= EXERCISE DATA =
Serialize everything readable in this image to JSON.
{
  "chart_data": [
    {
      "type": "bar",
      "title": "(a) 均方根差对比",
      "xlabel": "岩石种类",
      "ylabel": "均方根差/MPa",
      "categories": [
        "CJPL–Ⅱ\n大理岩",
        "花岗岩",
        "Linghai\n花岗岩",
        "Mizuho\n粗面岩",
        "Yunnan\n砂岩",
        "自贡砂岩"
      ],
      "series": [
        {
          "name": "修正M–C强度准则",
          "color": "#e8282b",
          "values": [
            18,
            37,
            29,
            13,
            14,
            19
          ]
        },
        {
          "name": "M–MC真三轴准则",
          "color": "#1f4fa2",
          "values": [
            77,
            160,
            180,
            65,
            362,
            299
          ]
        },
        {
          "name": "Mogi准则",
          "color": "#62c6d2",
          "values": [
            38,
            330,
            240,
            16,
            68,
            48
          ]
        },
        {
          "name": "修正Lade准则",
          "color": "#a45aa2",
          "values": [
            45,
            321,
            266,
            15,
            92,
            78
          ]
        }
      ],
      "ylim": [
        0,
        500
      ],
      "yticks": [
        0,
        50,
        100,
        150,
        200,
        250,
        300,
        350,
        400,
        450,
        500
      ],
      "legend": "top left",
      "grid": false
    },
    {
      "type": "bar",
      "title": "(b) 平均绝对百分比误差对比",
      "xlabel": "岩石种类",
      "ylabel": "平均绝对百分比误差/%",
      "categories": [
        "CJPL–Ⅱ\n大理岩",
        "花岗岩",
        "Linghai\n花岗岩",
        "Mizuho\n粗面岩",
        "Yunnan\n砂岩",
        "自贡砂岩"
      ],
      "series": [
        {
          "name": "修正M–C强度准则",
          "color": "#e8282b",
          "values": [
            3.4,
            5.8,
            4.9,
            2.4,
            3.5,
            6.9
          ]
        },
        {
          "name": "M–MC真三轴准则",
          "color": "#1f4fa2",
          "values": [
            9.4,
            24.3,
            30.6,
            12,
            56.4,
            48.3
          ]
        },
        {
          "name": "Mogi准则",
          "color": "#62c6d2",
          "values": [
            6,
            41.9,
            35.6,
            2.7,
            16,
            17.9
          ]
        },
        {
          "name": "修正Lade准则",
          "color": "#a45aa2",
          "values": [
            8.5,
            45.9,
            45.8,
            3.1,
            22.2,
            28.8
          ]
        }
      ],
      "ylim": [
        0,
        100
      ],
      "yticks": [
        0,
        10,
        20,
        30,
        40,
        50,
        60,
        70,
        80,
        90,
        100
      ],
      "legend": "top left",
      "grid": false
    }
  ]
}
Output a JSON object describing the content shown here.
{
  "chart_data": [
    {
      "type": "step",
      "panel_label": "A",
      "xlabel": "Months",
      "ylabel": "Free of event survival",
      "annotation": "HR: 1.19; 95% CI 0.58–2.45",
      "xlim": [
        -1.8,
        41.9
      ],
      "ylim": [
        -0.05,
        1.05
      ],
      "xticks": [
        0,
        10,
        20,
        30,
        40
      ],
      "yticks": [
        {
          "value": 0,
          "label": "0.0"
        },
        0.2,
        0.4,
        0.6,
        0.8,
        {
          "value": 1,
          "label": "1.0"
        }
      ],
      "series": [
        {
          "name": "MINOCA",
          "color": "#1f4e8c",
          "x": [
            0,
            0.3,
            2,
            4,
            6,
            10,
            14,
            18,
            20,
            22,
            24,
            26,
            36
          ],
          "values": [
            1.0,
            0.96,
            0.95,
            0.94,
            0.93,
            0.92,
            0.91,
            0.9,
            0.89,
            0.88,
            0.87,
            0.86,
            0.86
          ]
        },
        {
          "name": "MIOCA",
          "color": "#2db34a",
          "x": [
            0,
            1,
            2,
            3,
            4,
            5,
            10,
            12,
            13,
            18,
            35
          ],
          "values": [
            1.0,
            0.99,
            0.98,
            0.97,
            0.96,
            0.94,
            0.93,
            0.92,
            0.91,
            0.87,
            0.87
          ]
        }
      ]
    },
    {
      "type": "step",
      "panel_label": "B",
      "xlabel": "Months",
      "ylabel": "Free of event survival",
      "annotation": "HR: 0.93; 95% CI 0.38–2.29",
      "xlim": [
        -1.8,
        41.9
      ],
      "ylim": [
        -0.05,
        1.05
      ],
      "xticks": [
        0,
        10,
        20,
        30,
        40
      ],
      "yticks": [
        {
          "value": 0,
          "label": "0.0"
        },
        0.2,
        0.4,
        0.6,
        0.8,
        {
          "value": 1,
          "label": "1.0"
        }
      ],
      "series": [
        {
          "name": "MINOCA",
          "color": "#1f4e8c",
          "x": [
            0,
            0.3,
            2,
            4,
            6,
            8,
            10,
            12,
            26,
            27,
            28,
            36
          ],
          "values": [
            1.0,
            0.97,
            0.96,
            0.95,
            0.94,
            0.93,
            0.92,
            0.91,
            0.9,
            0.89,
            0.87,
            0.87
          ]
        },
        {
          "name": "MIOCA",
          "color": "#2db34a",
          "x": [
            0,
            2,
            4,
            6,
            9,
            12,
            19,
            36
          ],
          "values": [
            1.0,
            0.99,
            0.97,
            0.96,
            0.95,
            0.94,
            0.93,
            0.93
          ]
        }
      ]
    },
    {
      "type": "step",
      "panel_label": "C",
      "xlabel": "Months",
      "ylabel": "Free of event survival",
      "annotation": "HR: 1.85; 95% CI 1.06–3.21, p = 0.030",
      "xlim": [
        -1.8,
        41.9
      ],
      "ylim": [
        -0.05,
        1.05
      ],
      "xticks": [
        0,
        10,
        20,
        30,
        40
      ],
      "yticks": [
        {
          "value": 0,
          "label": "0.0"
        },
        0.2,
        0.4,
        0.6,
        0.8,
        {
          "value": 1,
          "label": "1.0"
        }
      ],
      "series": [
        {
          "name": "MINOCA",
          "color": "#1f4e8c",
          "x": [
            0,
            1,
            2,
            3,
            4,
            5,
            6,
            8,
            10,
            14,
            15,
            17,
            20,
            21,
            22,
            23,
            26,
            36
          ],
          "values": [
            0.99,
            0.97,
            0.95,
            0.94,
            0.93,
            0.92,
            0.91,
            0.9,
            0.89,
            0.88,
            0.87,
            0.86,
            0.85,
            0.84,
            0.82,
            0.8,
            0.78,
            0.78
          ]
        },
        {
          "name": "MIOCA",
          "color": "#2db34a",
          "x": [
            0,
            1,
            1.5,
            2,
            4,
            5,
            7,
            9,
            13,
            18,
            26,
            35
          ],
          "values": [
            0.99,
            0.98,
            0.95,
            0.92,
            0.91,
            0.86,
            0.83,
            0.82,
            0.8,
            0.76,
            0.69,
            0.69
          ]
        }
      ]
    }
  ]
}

= SET EXERCISE =
Generate an exact reproduction of all entries.

= WRITTEN REPLY =
Serialize everything readable in this image to JSON.
{
  "chart_data": [
    {
      "type": "bar",
      "title": "(a) 均方根差对比",
      "xlabel": "岩石种类",
      "ylabel": "均方根差/MPa",
      "categories": [
        "CJPL–Ⅱ\n大理岩",
        "花岗岩",
        "Linghai\n花岗岩",
        "Mizuho\n粗面岩",
        "Yunnan\n砂岩",
        "自贡砂岩"
      ],
      "series": [
        {
          "name": "修正M–C强度准则",
          "color": "#e8282b",
          "values": [
            18,
            37,
            29,
            13,
            14,
            19
          ]
        },
        {
          "name": "M–MC真三轴准则",
          "color": "#1f4fa2",
          "values": [
            77,
            160,
            180,
            65,
            362,
            299
          ]
        },
        {
          "name": "Mogi准则",
          "color": "#62c6d2",
          "values": [
            38,
            330,
            240,
            16,
            68,
            48
          ]
        },
        {
          "name": "修正Lade准则",
          "color": "#a45aa2",
          "values": [
            45,
            321,
            266,
            15,
            92,
            78
          ]
        }
      ],
      "ylim": [
        0,
        500
      ],
      "yticks": [
        0,
        50,
        100,
        150,
        200,
        250,
        300,
        350,
        400,
        450,
        500
      ],
      "legend": "top left",
      "grid": false
    },
    {
      "type": "bar",
      "title": "(b) 平均绝对百分比误差对比",
      "xlabel": "岩石种类",
      "ylabel": "平均绝对百分比误差/%",
      "categories": [
        "CJPL–Ⅱ\n大理岩",
        "花岗岩",
        "Linghai\n花岗岩",
        "Mizuho\n粗面岩",
        "Yunnan\n砂岩",
        "自贡砂岩"
      ],
      "series": [
        {
          "name": "修正M–C强度准则",
          "color": "#e8282b",
          "values": [
            3.4,
            5.8,
            4.9,
            2.4,
            3.5,
            6.9
          ]
        },
        {
          "name": "M–MC真三轴准则",
          "color": "#1f4fa2",
          "values": [
            9.4,
            24.3,
            30.6,
            12,
            56.4,
            48.3
          ]
        },
        {
          "name": "Mogi准则",
          "color": "#62c6d2",
          "values": [
            6,
            41.9,
            35.6,
            2.7,
            16,
            17.9
          ]
        },
        {
          "name": "修正Lade准则",
          "color": "#a45aa2",
          "values": [
            8.5,
            45.9,
            45.8,
            3.1,
            22.2,
            28.8
          ]
        }
      ],
      "ylim": [
        0,
        100
      ],
      "yticks": [
        0,
        10,
        20,
        30,
        40,
        50,
        60,
        70,
        80,
        90,
        100
      ],
      "legend": "top left",
      "grid": false
    }
  ]
}
Output a JSON object describing the content shown here.
{
  "chart_data": [
    {
      "type": "step",
      "panel_label": "A",
      "xlabel": "Months",
      "ylabel": "Free of event survival",
      "annotation": "HR: 1.19; 95% CI 0.58–2.45",
      "xlim": [
        -1.8,
        41.9
      ],
      "ylim": [
        -0.05,
        1.05
      ],
      "xticks": [
        0,
        10,
        20,
        30,
        40
      ],
      "yticks": [
        {
          "value": 0,
          "label": "0.0"
        },
        0.2,
        0.4,
        0.6,
        0.8,
        {
          "value": 1,
          "label": "1.0"
        }
      ],
      "series": [
        {
          "name": "MINOCA",
          "color": "#1f4e8c",
          "x": [
            0,
            0.3,
            2,
            4,
            6,
            10,
            14,
            18,
            20,
            22,
            24,
            26,
            36
          ],
          "values": [
            1.0,
            0.96,
            0.95,
            0.94,
            0.93,
            0.92,
            0.91,
            0.9,
            0.89,
            0.88,
            0.87,
            0.86,
            0.86
          ]
        },
        {
          "name": "MIOCA",
          "color": "#2db34a",
          "x": [
            0,
            1,
            2,
            3,
            4,
            5,
            10,
            12,
            13,
            18,
            35
          ],
          "values": [
            1.0,
            0.99,
            0.98,
            0.97,
            0.96,
            0.94,
            0.93,
            0.92,
            0.91,
            0.87,
            0.87
          ]
        }
      ]
    },
    {
      "type": "step",
      "panel_label": "B",
      "xlabel": "Months",
      "ylabel": "Free of event survival",
      "annotation": "HR: 0.93; 95% CI 0.38–2.29",
      "xlim": [
        -1.8,
        41.9
      ],
      "ylim": [
        -0.05,
        1.05
      ],
      "xticks": [
        0,
        10,
        20,
        30,
        40
      ],
      "yticks": [
        {
          "value": 0,
          "label": "0.0"
        },
        0.2,
        0.4,
        0.6,
        0.8,
        {
          "value": 1,
          "label": "1.0"
        }
      ],
      "series": [
        {
          "name": "MINOCA",
          "color": "#1f4e8c",
          "x": [
            0,
            0.3,
            2,
            4,
            6,
            8,
            10,
            12,
            26,
            27,
            28,
            36
          ],
          "values": [
            1.0,
            0.97,
            0.96,
            0.95,
            0.94,
            0.93,
            0.92,
            0.91,
            0.9,
            0.89,
            0.87,
            0.87
          ]
        },
        {
          "name": "MIOCA",
          "color": "#2db34a",
          "x": [
            0,
            2,
            4,
            6,
            9,
            12,
            19,
            36
          ],
          "values": [
            1.0,
            0.99,
            0.97,
            0.96,
            0.95,
            0.94,
            0.93,
            0.93
          ]
        }
      ]
    },
    {
      "type": "step",
      "panel_label": "C",
      "xlabel": "Months",
      "ylabel": "Free of event survival",
      "annotation": "HR: 1.85; 95% CI 1.06–3.21, p = 0.030",
      "xlim": [
        -1.8,
        41.9
      ],
      "ylim": [
        -0.05,
        1.05
      ],
      "xticks": [
        0,
        10,
        20,
        30,
        40
      ],
      "yticks": [
        {
          "value": 0,
          "label": "0.0"
        },
        0.2,
        0.4,
        0.6,
        0.8,
        {
          "value": 1,
          "label": "1.0"
        }
      ],
      "series": [
        {
          "name": "MINOCA",
          "color": "#1f4e8c",
          "x": [
            0,
            1,
            2,
            3,
            4,
            5,
            6,
            8,
            10,
            14,
            15,
            17,
            20,
            21,
            22,
            23,
            26,
            36
          ],
          "values": [
            0.99,
            0.97,
            0.95,
            0.94,
            0.93,
            0.92,
            0.91,
            0.9,
            0.89,
            0.88,
            0.87,
            0.86,
            0.85,
            0.84,
            0.82,
            0.8,
            0.78,
            0.78
          ]
        },
        {
          "name": "MIOCA",
          "color": "#2db34a",
          "x": [
            0,
            1,
            1.5,
            2,
            4,
            5,
            7,
            9,
            13,
            18,
            26,
            35
          ],
          "values": [
            0.99,
            0.98,
            0.95,
            0.92,
            0.91,
            0.86,
            0.83,
            0.82,
            0.8,
            0.76,
            0.69,
            0.69
          ]
        }
      ]
    }
  ]
}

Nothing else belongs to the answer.